*** Provided records
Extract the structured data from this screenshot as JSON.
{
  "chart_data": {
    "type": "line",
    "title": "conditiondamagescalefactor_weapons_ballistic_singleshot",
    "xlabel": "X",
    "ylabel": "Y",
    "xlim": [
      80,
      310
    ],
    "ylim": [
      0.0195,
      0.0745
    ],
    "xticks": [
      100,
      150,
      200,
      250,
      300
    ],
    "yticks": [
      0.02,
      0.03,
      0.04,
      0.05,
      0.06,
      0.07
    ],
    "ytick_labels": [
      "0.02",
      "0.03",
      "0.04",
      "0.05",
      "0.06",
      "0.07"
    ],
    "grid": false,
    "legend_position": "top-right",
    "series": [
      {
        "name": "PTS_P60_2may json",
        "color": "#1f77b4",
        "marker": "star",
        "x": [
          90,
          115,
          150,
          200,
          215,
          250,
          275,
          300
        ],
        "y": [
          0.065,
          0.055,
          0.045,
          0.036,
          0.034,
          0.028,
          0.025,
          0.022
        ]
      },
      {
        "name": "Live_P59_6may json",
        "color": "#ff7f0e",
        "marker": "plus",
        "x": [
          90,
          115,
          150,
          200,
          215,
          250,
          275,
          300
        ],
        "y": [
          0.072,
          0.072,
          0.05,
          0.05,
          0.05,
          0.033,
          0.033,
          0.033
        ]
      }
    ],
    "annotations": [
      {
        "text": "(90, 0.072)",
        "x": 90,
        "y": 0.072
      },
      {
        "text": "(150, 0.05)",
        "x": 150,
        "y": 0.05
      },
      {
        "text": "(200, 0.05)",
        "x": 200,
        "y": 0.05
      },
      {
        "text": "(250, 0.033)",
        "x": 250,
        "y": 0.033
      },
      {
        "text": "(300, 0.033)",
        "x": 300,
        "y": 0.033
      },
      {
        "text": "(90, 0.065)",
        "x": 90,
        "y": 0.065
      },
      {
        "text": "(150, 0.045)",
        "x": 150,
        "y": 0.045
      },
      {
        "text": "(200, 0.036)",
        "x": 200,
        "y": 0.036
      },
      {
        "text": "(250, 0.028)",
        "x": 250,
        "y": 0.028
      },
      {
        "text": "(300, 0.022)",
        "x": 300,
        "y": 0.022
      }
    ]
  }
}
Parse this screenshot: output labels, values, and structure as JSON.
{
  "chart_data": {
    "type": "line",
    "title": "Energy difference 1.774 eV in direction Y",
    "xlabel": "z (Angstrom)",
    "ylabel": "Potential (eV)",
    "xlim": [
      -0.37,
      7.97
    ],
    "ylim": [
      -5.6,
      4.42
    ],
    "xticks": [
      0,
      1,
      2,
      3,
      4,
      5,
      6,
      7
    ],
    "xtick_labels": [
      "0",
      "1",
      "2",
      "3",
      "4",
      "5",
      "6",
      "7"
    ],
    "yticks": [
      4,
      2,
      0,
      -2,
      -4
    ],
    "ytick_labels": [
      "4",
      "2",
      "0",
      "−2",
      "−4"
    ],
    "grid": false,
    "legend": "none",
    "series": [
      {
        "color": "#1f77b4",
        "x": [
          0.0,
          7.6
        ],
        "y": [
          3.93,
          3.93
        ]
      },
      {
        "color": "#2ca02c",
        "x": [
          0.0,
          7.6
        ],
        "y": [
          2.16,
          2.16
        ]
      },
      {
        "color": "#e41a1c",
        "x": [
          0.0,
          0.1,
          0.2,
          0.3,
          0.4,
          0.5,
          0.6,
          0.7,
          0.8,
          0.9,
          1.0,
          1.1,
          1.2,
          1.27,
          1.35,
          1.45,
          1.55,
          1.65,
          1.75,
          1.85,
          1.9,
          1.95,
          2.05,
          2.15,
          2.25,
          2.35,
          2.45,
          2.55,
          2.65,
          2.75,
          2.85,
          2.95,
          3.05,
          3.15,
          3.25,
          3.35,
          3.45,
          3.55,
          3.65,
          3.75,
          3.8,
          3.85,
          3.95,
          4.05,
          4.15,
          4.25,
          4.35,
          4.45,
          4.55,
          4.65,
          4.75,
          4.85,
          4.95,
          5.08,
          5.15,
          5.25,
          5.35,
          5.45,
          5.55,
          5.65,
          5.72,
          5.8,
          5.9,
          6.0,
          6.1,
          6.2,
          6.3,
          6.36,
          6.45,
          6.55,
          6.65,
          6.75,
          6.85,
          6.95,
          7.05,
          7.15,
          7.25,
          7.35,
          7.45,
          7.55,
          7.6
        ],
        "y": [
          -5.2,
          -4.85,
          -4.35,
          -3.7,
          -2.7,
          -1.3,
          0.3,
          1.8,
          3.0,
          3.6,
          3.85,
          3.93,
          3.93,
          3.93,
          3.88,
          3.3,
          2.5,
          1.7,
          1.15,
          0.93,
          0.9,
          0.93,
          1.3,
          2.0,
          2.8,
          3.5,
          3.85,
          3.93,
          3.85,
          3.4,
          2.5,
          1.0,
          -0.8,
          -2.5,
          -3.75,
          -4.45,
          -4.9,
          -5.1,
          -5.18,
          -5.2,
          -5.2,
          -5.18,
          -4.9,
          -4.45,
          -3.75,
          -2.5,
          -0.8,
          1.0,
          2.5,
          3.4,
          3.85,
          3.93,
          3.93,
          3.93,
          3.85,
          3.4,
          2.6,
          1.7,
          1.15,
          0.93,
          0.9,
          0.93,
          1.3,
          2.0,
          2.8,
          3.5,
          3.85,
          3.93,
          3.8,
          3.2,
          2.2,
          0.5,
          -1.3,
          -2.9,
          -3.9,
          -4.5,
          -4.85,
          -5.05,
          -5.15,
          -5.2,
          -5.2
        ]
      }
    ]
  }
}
******
*Goal*
Look over the records above and copy each line that includes the string "name".

*Answer to this exercise*
        "name": "PTS_P60_2may json",
        "name": "Live_P59_6may json",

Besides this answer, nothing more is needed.